-- Begin DATA SHOWN --
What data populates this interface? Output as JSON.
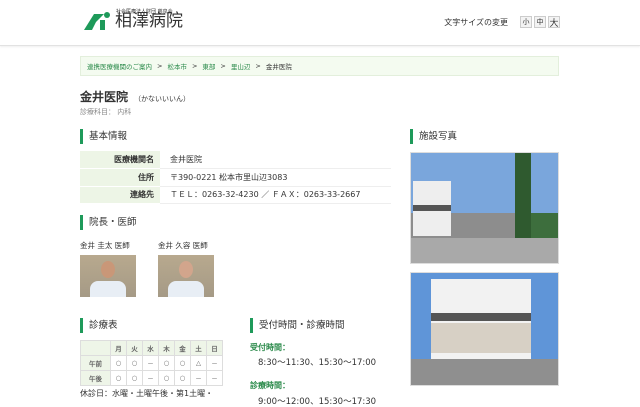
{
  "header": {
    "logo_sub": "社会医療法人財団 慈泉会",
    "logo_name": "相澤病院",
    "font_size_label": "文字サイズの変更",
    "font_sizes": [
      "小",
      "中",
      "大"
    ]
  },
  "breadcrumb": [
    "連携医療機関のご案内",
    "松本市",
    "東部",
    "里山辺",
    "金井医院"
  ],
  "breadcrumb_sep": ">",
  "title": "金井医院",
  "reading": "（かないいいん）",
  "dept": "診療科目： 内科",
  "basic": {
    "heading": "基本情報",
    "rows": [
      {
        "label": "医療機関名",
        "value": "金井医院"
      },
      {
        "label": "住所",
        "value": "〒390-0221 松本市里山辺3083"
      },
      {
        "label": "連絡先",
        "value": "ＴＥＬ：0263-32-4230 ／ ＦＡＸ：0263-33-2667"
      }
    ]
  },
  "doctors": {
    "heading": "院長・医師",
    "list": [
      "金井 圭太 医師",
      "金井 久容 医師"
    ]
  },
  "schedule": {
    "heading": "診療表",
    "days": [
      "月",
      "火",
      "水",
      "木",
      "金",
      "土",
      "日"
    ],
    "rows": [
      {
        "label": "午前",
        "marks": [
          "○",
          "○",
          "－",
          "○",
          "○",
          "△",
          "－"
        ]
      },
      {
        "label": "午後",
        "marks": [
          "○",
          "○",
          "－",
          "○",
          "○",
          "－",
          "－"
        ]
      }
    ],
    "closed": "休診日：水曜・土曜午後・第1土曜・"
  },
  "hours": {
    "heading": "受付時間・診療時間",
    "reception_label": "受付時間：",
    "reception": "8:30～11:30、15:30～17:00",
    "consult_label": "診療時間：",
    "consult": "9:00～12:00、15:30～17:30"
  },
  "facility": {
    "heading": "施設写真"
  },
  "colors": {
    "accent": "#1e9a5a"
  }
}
-- End DATA SHOWN --
-- Begin DATA SHOWN --
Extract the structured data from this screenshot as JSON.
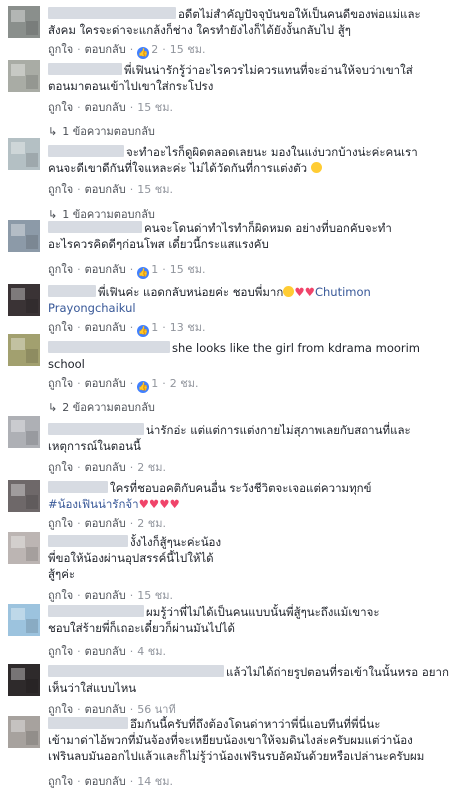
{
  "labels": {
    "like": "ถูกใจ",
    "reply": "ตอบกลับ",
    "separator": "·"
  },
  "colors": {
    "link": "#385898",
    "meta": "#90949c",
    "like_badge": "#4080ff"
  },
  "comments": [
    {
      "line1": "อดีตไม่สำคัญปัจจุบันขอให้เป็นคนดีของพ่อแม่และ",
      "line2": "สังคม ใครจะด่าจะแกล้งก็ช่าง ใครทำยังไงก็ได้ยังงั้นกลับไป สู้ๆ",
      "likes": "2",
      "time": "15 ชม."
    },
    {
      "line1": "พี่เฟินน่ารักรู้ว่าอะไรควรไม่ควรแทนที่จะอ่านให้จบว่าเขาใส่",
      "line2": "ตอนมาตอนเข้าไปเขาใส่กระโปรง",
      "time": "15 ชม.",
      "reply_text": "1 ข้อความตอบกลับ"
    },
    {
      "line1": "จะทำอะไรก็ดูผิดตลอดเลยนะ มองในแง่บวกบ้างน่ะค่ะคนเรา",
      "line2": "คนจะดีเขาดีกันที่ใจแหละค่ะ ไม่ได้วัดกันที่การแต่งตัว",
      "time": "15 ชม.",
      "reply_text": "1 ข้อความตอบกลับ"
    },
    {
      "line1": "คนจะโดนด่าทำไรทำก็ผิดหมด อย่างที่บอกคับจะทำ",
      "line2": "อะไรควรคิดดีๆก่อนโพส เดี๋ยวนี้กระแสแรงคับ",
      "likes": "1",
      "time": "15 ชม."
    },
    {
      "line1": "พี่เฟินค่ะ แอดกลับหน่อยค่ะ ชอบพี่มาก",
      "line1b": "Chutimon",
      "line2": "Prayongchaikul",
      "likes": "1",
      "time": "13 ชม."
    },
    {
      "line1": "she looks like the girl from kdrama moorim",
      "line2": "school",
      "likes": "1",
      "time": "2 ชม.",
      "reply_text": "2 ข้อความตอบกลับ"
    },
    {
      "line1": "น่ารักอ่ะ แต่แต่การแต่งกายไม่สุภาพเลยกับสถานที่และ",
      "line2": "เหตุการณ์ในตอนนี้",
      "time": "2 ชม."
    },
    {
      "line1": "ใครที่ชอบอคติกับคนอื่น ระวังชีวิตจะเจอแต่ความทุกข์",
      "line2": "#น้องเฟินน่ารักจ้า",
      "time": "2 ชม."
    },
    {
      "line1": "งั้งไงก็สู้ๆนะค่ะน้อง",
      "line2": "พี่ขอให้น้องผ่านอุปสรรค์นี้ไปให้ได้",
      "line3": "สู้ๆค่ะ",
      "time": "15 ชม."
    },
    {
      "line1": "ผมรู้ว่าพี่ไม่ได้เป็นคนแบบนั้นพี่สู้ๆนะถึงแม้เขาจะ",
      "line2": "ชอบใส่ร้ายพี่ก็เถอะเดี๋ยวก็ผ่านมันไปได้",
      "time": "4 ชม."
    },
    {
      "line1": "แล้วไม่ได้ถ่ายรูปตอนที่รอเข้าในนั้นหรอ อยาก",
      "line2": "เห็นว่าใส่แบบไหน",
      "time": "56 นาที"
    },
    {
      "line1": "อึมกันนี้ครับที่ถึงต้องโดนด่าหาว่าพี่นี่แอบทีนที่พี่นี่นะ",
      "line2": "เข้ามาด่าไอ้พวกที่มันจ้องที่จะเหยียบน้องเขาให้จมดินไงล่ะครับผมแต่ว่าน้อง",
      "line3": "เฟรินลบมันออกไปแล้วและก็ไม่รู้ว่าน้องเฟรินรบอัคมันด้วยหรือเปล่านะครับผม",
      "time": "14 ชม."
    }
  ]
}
-- End DATA SHOWN --
WHAT IS BEING ASKED -
From the material above, copy each line that includes the word "value".

OUTPUT OF THE EXERCISE -
        "value": "金井医院"
        "value": "〒390-0221 松本市里山辺3083"
        "value": "ＴＥＬ：0263-32-4230 ／ ＦＡＸ：0263-33-2667"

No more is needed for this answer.